Instructions to follow: Copy, in full, each line of the material that holds the word "supermarket".

[Excerpt from a dataset]
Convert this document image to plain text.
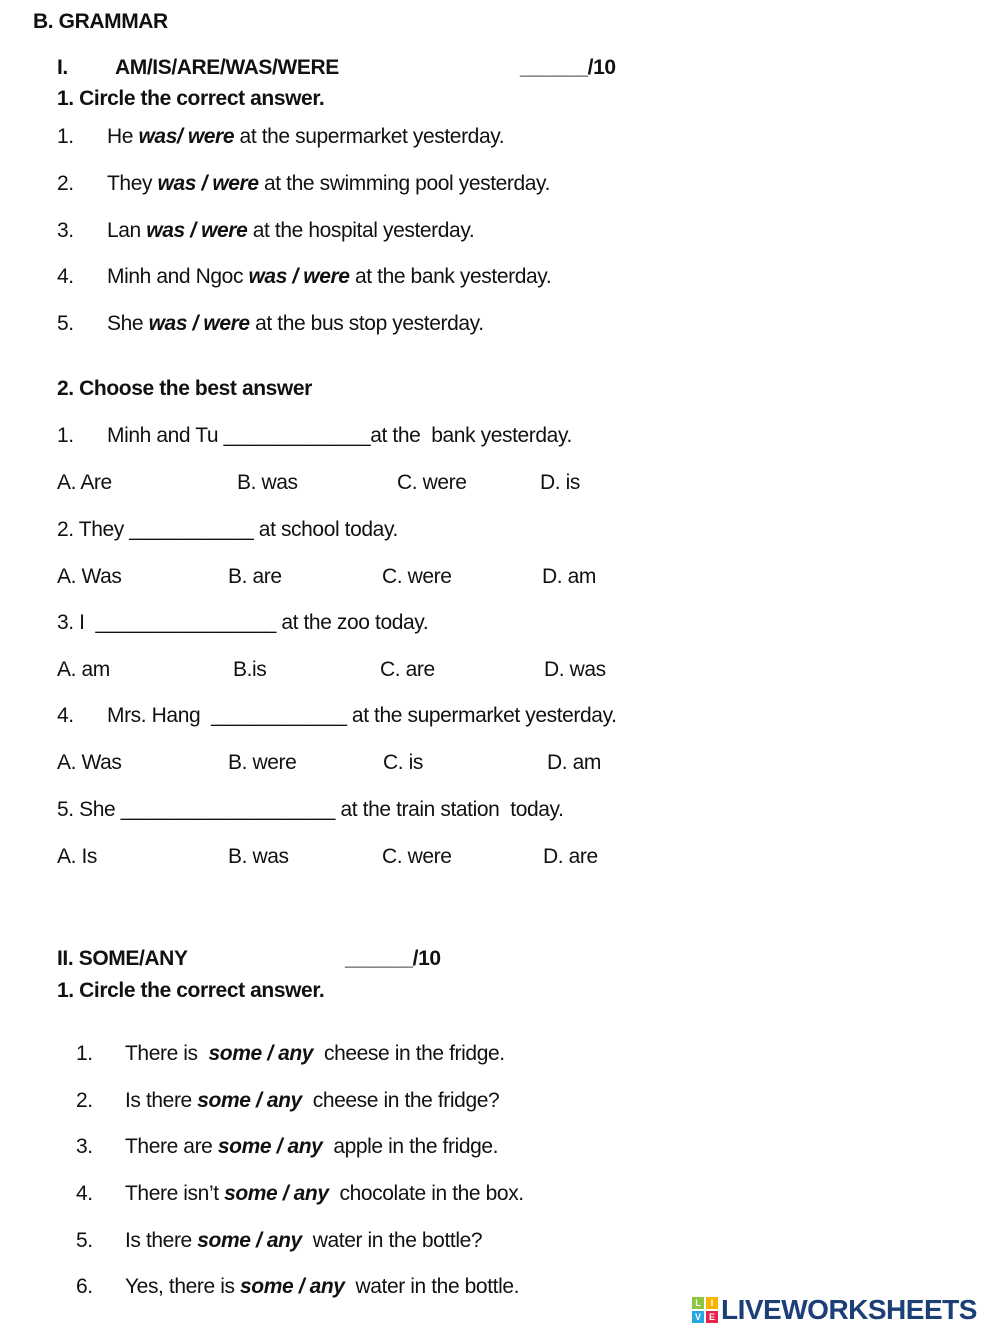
B. GRAMMAR
I. AM/IS/ARE/WAS/WERE	______/10
1. Circle the correct answer.
1. He was/ were at the supermarket yesterday.
2. They was / were at the swimming pool yesterday.
3. Lan was / were at the hospital yesterday.
4. Minh and Ngoc was / were at the bank yesterday.
5. She was / were at the bus stop yesterday.
2. Choose the best answer
1. Minh and Tu _____________at the  bank yesterday.
A. Are	B. was	C. were	D. is
2. They ___________ at school today.
A. Was	B. are	C. were	D. am
3. I  ________________ at the zoo today.
A. am	B.is	C. are	D. was
4. Mrs. Hang  ____________ at the supermarket yesterday.
A. Was	B. were	C. is	D. am
5. She ___________________ at the train station  today.
A. Is	B. was	C. were	D. are
II. SOME/ANY	______/10
1. Circle the correct answer.
1. There is  some / any  cheese in the fridge.
2. Is there some / any  cheese in the fridge?
3. There are some / any  apple in the fridge.
4. There isn’t some / any  chocolate in the box.
5. Is there some / any  water in the bottle?
6. Yes, there is some / any  water in the bottle.
L	I
V E LIVEWORKSHEETS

Task answer:
1. He was/ were at the supermarket yesterday.
4. Mrs. Hang  ____________ at the supermarket yesterday.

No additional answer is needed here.